+++ GIVEN INFORMATION +++

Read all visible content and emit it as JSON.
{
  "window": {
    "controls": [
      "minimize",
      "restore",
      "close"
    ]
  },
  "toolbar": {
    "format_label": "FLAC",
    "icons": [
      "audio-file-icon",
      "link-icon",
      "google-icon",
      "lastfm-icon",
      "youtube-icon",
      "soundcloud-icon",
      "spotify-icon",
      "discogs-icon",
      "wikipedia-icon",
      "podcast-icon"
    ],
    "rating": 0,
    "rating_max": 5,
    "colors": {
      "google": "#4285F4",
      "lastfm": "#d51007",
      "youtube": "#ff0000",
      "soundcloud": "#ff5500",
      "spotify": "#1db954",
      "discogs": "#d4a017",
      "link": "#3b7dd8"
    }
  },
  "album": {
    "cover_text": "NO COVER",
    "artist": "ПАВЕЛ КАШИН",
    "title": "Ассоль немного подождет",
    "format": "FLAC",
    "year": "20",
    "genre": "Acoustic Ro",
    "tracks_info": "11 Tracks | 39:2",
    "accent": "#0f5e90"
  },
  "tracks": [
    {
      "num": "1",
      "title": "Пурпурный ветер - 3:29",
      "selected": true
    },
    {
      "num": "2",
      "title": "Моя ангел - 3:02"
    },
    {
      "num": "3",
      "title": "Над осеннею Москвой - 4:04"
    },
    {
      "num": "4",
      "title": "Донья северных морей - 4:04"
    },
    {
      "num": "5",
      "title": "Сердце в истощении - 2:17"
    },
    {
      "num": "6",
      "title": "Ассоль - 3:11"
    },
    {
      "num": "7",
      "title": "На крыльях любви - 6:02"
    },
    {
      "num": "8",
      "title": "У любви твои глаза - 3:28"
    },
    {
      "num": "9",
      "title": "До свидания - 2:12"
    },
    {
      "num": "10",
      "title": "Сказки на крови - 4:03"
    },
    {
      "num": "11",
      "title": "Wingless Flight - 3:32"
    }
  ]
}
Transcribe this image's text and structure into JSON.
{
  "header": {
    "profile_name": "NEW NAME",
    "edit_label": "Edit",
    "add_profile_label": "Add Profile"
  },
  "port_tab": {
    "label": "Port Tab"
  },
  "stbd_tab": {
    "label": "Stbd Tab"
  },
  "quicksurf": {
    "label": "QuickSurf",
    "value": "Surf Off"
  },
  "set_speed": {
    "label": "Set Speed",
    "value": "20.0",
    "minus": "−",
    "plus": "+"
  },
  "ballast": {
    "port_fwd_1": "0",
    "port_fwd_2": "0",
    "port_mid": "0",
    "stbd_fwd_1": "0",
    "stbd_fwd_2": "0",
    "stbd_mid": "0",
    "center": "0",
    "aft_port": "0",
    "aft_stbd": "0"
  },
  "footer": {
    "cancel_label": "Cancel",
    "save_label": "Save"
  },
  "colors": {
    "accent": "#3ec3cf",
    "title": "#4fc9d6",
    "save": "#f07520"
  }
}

+++

§ DIRECTION
Write out each line of the data above again, exactly as given.

§ CORRECT ANSWER
Read all visible content and emit it as JSON.
{
  "window": {
    "controls": [
      "minimize",
      "restore",
      "close"
    ]
  },
  "toolbar": {
    "format_label": "FLAC",
    "icons": [
      "audio-file-icon",
      "link-icon",
      "google-icon",
      "lastfm-icon",
      "youtube-icon",
      "soundcloud-icon",
      "spotify-icon",
      "discogs-icon",
      "wikipedia-icon",
      "podcast-icon"
    ],
    "rating": 0,
    "rating_max": 5,
    "colors": {
      "google": "#4285F4",
      "lastfm": "#d51007",
      "youtube": "#ff0000",
      "soundcloud": "#ff5500",
      "spotify": "#1db954",
      "discogs": "#d4a017",
      "link": "#3b7dd8"
    }
  },
  "album": {
    "cover_text": "NO COVER",
    "artist": "ПАВЕЛ КАШИН",
    "title": "Ассоль немного подождет",
    "format": "FLAC",
    "year": "20",
    "genre": "Acoustic Ro",
    "tracks_info": "11 Tracks | 39:2",
    "accent": "#0f5e90"
  },
  "tracks": [
    {
      "num": "1",
      "title": "Пурпурный ветер - 3:29",
      "selected": true
    },
    {
      "num": "2",
      "title": "Моя ангел - 3:02"
    },
    {
      "num": "3",
      "title": "Над осеннею Москвой - 4:04"
    },
    {
      "num": "4",
      "title": "Донья северных морей - 4:04"
    },
    {
      "num": "5",
      "title": "Сердце в истощении - 2:17"
    },
    {
      "num": "6",
      "title": "Ассоль - 3:11"
    },
    {
      "num": "7",
      "title": "На крыльях любви - 6:02"
    },
    {
      "num": "8",
      "title": "У любви твои глаза - 3:28"
    },
    {
      "num": "9",
      "title": "До свидания - 2:12"
    },
    {
      "num": "10",
      "title": "Сказки на крови - 4:03"
    },
    {
      "num": "11",
      "title": "Wingless Flight - 3:32"
    }
  ]
}
Transcribe this image's text and structure into JSON.
{
  "header": {
    "profile_name": "NEW NAME",
    "edit_label": "Edit",
    "add_profile_label": "Add Profile"
  },
  "port_tab": {
    "label": "Port Tab"
  },
  "stbd_tab": {
    "label": "Stbd Tab"
  },
  "quicksurf": {
    "label": "QuickSurf",
    "value": "Surf Off"
  },
  "set_speed": {
    "label": "Set Speed",
    "value": "20.0",
    "minus": "−",
    "plus": "+"
  },
  "ballast": {
    "port_fwd_1": "0",
    "port_fwd_2": "0",
    "port_mid": "0",
    "stbd_fwd_1": "0",
    "stbd_fwd_2": "0",
    "stbd_mid": "0",
    "center": "0",
    "aft_port": "0",
    "aft_stbd": "0"
  },
  "footer": {
    "cancel_label": "Cancel",
    "save_label": "Save"
  },
  "colors": {
    "accent": "#3ec3cf",
    "title": "#4fc9d6",
    "save": "#f07520"
  }
}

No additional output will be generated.